(DATA EXTRACT):
----------------------------------------
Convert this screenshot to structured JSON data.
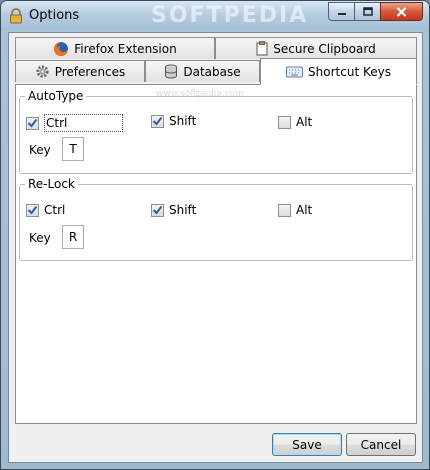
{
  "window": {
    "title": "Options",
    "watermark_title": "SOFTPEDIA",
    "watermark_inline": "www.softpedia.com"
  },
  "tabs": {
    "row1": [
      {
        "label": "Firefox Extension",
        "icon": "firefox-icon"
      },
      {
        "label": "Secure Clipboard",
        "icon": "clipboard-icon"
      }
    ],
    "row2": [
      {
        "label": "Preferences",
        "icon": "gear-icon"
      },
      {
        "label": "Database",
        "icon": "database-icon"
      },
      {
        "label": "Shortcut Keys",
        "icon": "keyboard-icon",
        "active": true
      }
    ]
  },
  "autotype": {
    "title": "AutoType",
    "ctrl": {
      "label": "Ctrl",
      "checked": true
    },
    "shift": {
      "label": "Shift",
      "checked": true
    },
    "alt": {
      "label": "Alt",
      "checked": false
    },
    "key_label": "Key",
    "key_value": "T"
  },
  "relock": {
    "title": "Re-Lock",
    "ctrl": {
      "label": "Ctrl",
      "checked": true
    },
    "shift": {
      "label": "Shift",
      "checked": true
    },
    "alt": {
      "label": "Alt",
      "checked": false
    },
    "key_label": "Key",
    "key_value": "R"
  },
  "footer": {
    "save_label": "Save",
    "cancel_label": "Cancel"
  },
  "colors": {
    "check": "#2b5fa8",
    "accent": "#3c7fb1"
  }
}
----------------------------------------
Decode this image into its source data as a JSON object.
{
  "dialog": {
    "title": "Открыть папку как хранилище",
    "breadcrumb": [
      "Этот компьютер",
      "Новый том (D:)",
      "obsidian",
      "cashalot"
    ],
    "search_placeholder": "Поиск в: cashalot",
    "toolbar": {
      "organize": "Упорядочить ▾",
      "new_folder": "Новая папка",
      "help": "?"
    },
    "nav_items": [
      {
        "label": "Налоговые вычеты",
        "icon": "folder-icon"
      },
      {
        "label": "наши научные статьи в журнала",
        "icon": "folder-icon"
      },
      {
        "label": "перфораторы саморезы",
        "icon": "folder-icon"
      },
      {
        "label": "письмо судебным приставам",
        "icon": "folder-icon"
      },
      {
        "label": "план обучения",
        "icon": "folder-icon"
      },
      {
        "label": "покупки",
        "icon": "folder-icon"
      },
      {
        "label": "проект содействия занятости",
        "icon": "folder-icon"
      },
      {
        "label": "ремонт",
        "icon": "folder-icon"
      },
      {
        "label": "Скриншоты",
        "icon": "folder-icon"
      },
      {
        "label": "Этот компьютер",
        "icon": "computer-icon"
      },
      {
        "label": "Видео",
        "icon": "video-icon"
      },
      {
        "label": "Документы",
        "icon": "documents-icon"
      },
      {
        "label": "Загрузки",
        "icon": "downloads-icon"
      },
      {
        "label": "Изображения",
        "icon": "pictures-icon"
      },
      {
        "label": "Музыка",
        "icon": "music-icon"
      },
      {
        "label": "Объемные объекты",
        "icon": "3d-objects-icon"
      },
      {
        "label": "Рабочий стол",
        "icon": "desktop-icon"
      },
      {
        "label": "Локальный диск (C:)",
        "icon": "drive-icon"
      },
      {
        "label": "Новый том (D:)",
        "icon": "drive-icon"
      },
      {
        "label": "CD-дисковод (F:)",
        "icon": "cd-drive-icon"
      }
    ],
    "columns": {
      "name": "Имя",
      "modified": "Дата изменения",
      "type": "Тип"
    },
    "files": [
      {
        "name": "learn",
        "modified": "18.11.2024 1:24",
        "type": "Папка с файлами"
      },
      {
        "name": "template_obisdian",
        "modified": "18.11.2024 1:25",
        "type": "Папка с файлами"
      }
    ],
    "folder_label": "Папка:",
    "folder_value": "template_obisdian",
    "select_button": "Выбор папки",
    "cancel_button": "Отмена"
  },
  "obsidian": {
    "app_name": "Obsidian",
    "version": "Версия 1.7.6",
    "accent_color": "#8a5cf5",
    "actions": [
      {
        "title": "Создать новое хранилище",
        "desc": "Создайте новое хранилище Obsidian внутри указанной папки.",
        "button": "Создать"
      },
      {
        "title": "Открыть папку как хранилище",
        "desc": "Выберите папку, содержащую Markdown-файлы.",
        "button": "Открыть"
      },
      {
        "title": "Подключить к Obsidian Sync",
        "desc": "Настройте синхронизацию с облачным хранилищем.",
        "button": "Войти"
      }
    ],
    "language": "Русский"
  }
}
----------------------------------------
(WORK TO COMPLETE): In the entries above, find every line with the word "desc" and list it.

(WRITTEN REPLY):
        "desc": "Создайте новое хранилище Obsidian внутри указанной папки.",
        "desc": "Выберите папку, содержащую Markdown-файлы.",
        "desc": "Настройте синхронизацию с облачным хранилищем.",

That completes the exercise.